__Problem requirements__: Reproduce the lines of the listing below verbatim, from the line with "table-cell: 2608 (147, 374, 179, 389)" to the line with "table-cell: 1110 (279, 374, 309, 389)", including both of those lines.
* START Dataset records *
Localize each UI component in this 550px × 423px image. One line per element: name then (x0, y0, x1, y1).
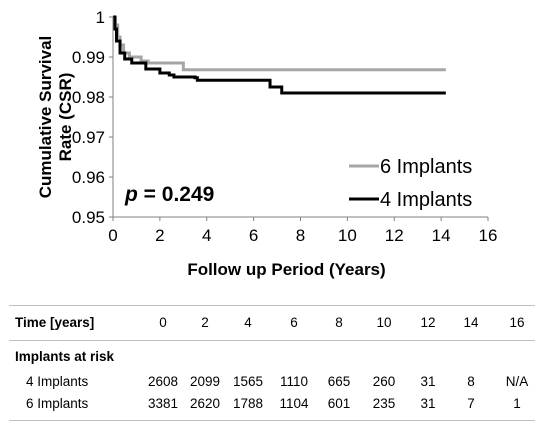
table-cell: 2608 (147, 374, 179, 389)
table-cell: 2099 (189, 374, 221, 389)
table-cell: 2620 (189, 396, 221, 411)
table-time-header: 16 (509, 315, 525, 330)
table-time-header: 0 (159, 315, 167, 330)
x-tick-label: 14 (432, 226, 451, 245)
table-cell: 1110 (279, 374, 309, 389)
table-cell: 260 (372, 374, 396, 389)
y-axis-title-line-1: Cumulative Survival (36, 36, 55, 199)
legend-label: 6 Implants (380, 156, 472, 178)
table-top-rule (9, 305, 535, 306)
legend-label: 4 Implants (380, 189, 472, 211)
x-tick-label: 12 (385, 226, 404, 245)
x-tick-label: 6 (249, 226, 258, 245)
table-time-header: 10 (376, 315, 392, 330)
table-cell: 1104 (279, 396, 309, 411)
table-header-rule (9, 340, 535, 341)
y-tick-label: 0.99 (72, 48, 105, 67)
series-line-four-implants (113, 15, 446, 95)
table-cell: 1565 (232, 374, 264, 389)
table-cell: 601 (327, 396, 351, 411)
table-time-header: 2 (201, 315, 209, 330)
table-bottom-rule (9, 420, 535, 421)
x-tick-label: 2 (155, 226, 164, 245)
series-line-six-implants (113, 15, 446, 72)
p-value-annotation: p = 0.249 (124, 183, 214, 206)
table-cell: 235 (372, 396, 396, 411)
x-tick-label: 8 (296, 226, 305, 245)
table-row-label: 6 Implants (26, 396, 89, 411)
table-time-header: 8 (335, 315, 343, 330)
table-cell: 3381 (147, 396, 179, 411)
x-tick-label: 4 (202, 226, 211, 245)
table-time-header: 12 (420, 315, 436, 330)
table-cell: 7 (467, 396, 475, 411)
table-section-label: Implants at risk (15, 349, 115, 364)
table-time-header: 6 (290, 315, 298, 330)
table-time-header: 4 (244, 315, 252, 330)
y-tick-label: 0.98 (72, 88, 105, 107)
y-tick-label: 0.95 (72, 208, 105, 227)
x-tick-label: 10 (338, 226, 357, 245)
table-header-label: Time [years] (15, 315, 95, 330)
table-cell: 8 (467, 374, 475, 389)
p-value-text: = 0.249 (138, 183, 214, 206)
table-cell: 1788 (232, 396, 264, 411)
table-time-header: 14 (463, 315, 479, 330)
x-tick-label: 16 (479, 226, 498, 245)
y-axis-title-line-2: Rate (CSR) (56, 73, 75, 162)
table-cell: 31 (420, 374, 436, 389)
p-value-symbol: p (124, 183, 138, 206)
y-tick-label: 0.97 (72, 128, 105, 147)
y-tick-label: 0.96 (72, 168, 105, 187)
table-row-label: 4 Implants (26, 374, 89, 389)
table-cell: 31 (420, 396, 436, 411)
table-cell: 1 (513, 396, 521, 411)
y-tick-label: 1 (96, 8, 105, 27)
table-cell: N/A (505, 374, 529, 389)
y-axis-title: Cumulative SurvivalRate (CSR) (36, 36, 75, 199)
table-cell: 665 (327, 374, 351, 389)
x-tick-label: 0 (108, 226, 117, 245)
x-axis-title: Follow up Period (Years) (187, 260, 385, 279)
* END Dataset records *
* START Dataset records *
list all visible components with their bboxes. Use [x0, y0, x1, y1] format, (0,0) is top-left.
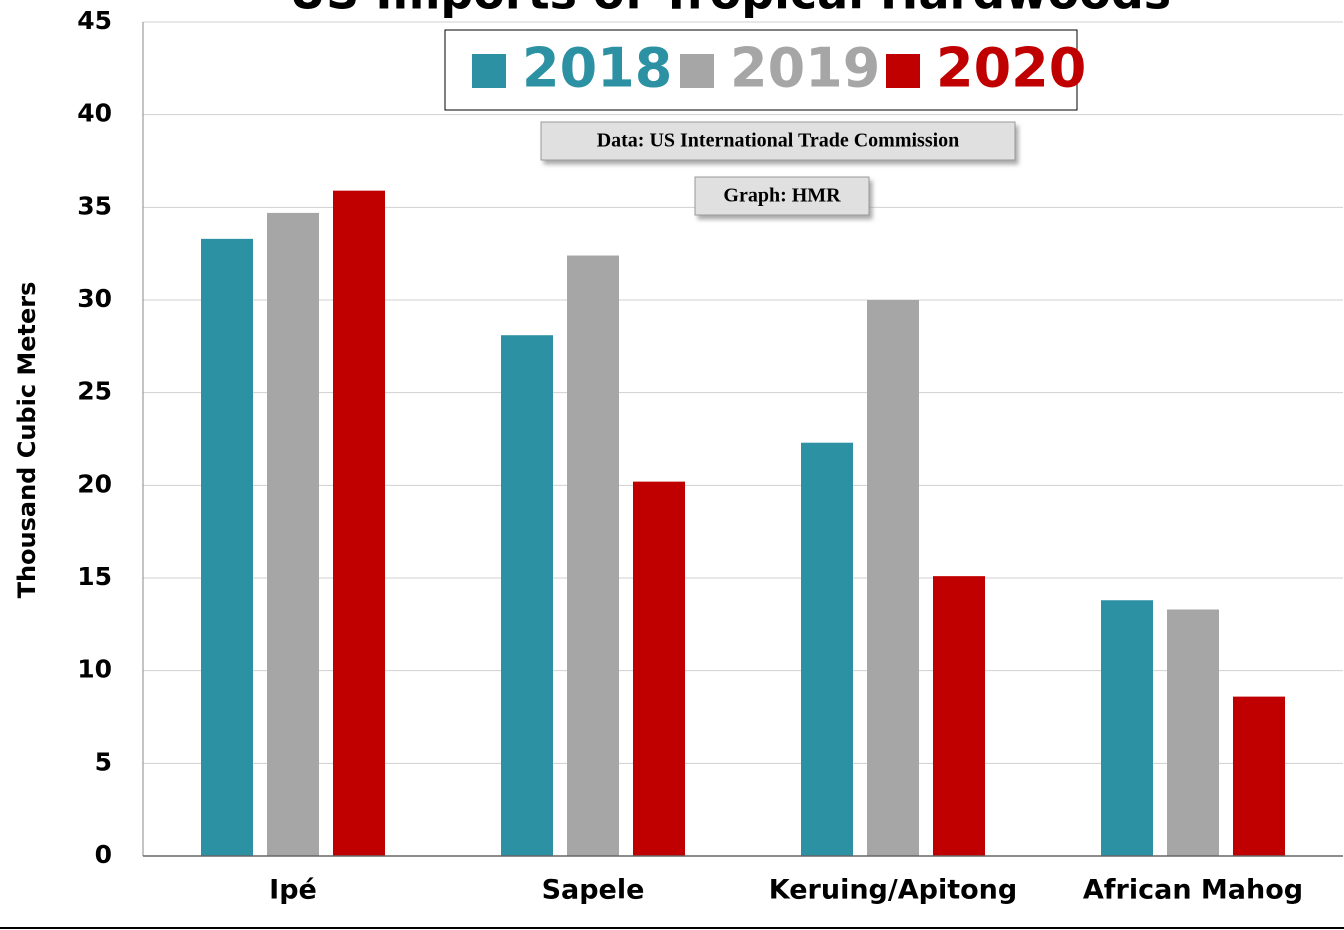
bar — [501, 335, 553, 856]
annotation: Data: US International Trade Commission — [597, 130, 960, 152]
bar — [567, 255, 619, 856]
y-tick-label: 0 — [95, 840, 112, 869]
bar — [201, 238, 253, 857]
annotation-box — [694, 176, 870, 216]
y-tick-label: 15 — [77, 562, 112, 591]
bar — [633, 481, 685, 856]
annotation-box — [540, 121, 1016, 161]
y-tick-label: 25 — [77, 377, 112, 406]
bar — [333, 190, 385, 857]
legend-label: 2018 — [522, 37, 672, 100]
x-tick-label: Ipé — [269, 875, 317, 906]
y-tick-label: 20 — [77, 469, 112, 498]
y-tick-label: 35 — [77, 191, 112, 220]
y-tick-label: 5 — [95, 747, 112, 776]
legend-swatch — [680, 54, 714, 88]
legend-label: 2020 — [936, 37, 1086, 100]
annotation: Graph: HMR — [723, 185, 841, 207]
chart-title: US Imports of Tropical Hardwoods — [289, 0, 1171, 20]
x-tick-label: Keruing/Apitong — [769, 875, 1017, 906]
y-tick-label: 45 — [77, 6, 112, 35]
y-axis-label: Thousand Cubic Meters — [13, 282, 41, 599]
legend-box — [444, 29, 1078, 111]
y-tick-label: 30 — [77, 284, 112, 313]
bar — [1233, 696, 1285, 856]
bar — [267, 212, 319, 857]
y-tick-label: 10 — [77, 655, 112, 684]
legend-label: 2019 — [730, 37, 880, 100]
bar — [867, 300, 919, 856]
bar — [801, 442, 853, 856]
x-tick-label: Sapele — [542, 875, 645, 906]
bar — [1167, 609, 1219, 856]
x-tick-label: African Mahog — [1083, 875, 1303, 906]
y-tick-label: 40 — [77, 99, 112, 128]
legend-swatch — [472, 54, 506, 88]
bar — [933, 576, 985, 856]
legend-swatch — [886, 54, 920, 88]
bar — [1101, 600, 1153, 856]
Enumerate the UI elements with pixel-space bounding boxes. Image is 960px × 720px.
* END Dataset records *
__Reply to the exercise__:
table-cell: 2608 (147, 374, 179, 389)
table-cell: 2099 (189, 374, 221, 389)
table-cell: 2620 (189, 396, 221, 411)
table-time-header: 16 (509, 315, 525, 330)
table-time-header: 0 (159, 315, 167, 330)
x-tick-label: 14 (432, 226, 451, 245)
table-cell: 1110 (279, 374, 309, 389)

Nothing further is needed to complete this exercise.